▶ [PROVIDED INFORMATION]:
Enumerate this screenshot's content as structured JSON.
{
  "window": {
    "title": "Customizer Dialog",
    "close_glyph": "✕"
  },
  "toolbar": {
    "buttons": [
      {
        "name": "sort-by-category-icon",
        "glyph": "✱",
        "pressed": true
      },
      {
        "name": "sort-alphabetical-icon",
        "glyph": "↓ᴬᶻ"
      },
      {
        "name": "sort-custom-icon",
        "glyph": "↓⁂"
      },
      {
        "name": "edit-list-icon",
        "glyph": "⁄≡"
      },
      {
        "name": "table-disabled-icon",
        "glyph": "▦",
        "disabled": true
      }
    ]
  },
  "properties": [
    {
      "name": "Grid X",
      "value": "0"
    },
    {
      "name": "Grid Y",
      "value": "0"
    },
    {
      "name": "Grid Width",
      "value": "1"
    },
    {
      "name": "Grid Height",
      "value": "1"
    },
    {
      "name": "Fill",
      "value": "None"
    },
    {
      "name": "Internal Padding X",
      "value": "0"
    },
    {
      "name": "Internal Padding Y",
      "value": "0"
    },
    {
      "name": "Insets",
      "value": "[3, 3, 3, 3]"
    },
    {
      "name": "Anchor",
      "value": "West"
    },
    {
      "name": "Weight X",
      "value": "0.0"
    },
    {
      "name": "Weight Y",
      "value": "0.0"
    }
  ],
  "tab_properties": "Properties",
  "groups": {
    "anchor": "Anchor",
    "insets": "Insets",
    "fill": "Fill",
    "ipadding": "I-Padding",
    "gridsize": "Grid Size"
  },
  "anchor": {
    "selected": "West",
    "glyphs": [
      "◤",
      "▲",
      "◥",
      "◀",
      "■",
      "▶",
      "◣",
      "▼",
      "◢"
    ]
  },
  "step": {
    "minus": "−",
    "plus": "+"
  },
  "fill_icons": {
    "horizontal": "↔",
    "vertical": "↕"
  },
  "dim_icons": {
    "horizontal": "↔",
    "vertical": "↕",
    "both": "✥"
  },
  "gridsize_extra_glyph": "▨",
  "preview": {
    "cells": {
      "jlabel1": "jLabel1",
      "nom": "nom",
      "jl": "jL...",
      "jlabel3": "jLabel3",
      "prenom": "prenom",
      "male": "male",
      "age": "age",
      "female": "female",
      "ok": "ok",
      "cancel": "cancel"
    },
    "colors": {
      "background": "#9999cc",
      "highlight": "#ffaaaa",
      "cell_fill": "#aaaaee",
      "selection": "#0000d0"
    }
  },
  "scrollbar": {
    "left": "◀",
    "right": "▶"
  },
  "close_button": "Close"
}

▶ [AIM]:
Output each record exactly, leaving nothing out.

▶ [ANSWER BELOW]:
Enumerate this screenshot's content as structured JSON.
{
  "window": {
    "title": "Customizer Dialog",
    "close_glyph": "✕"
  },
  "toolbar": {
    "buttons": [
      {
        "name": "sort-by-category-icon",
        "glyph": "✱",
        "pressed": true
      },
      {
        "name": "sort-alphabetical-icon",
        "glyph": "↓ᴬᶻ"
      },
      {
        "name": "sort-custom-icon",
        "glyph": "↓⁂"
      },
      {
        "name": "edit-list-icon",
        "glyph": "⁄≡"
      },
      {
        "name": "table-disabled-icon",
        "glyph": "▦",
        "disabled": true
      }
    ]
  },
  "properties": [
    {
      "name": "Grid X",
      "value": "0"
    },
    {
      "name": "Grid Y",
      "value": "0"
    },
    {
      "name": "Grid Width",
      "value": "1"
    },
    {
      "name": "Grid Height",
      "value": "1"
    },
    {
      "name": "Fill",
      "value": "None"
    },
    {
      "name": "Internal Padding X",
      "value": "0"
    },
    {
      "name": "Internal Padding Y",
      "value": "0"
    },
    {
      "name": "Insets",
      "value": "[3, 3, 3, 3]"
    },
    {
      "name": "Anchor",
      "value": "West"
    },
    {
      "name": "Weight X",
      "value": "0.0"
    },
    {
      "name": "Weight Y",
      "value": "0.0"
    }
  ],
  "tab_properties": "Properties",
  "groups": {
    "anchor": "Anchor",
    "insets": "Insets",
    "fill": "Fill",
    "ipadding": "I-Padding",
    "gridsize": "Grid Size"
  },
  "anchor": {
    "selected": "West",
    "glyphs": [
      "◤",
      "▲",
      "◥",
      "◀",
      "■",
      "▶",
      "◣",
      "▼",
      "◢"
    ]
  },
  "step": {
    "minus": "−",
    "plus": "+"
  },
  "fill_icons": {
    "horizontal": "↔",
    "vertical": "↕"
  },
  "dim_icons": {
    "horizontal": "↔",
    "vertical": "↕",
    "both": "✥"
  },
  "gridsize_extra_glyph": "▨",
  "preview": {
    "cells": {
      "jlabel1": "jLabel1",
      "nom": "nom",
      "jl": "jL...",
      "jlabel3": "jLabel3",
      "prenom": "prenom",
      "male": "male",
      "age": "age",
      "female": "female",
      "ok": "ok",
      "cancel": "cancel"
    },
    "colors": {
      "background": "#9999cc",
      "highlight": "#ffaaaa",
      "cell_fill": "#aaaaee",
      "selection": "#0000d0"
    }
  },
  "scrollbar": {
    "left": "◀",
    "right": "▶"
  },
  "close_button": "Close"
}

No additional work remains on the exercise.